== SOURCE PASSAGE ==
******
You can pass multiple `--key` options to create different groups that will be layered together. This is how you would create a map showing different racial groups, for example.

The `--mode` option controls how the output file is opened:

- `w` will create or overwrite the output file
- `a` will append to an existing file
- `x` will try to create a new file and fail if that file already exists

Setting `--fid` will use a property key to identify each feature, instead of the feature's `id` field (which is often missing, or will be an index number in shapefiles). In the Census block example above, `BLOCKID10` will uniquely identify this block, while `id: 0` only identifies it as the first feature in its source shapefile.

For data sources where properties are encoded as strings, the `--coerce` option will recast anything passed via `--key` to integers. Be careful with this option, as it involves changing data. It will fail (and stop plotting) if it encounters something that can't be coerced into an integer.

Use the `--progress` flag to show a progress bar. This is off by default.
******
== DATA SECTION ==
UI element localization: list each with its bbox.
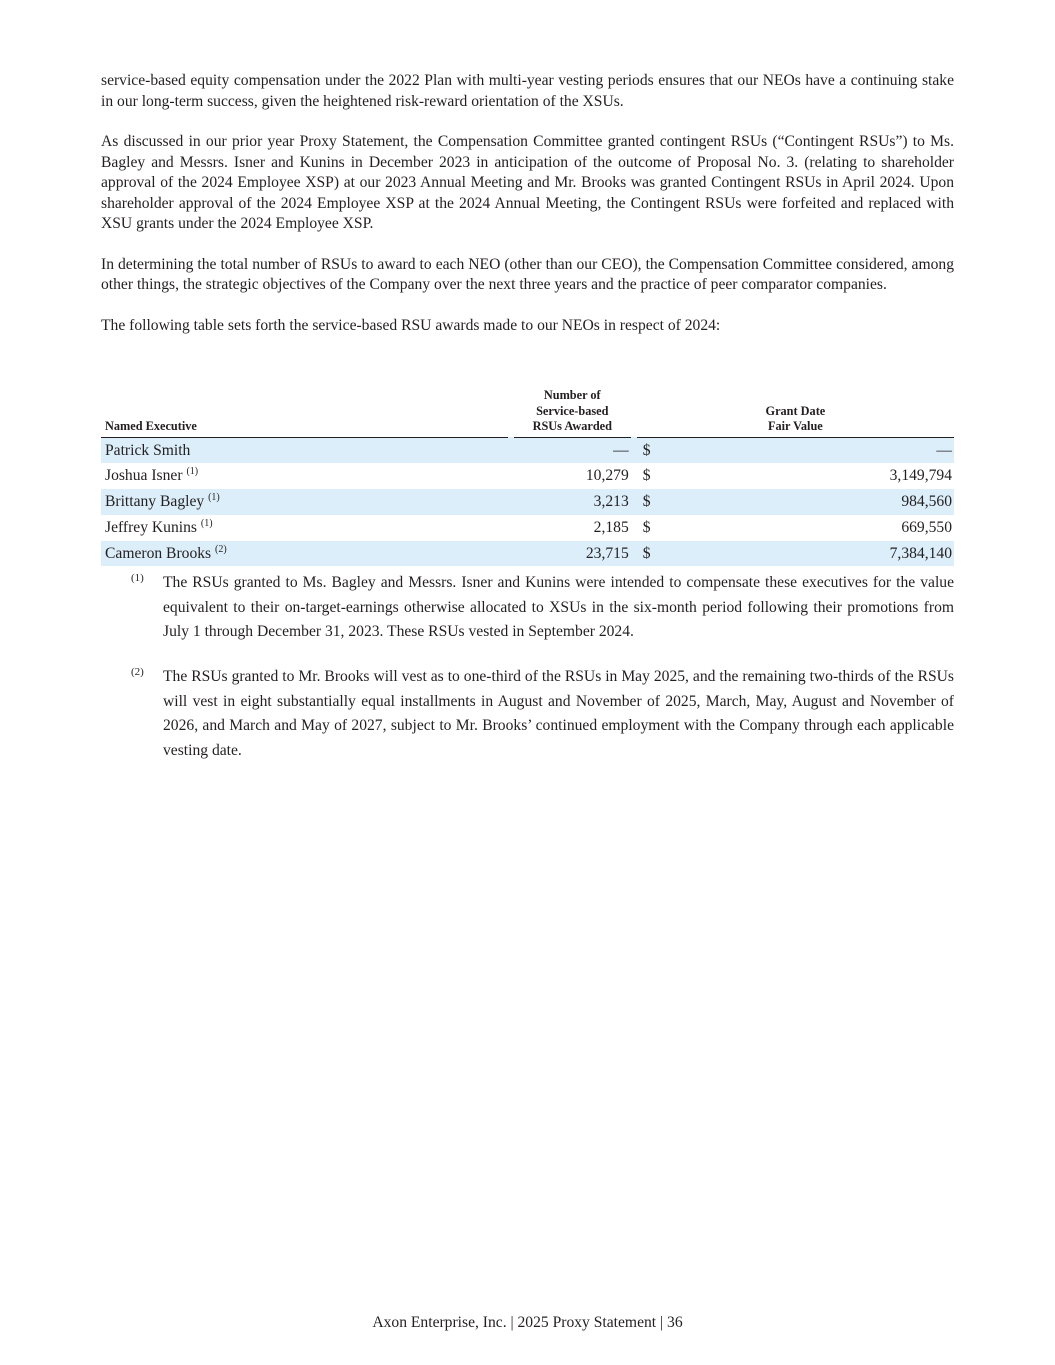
******
== WORK REQUIRED ==
In the passage on command-line options, print the text from "You can pass" up to and including "groups, for example.", word for word.

== CORRECT OUTPUT ==
You can pass multiple `--key` options to create different groups that will be layered together. This is how you would create a map showing different racial groups, for example.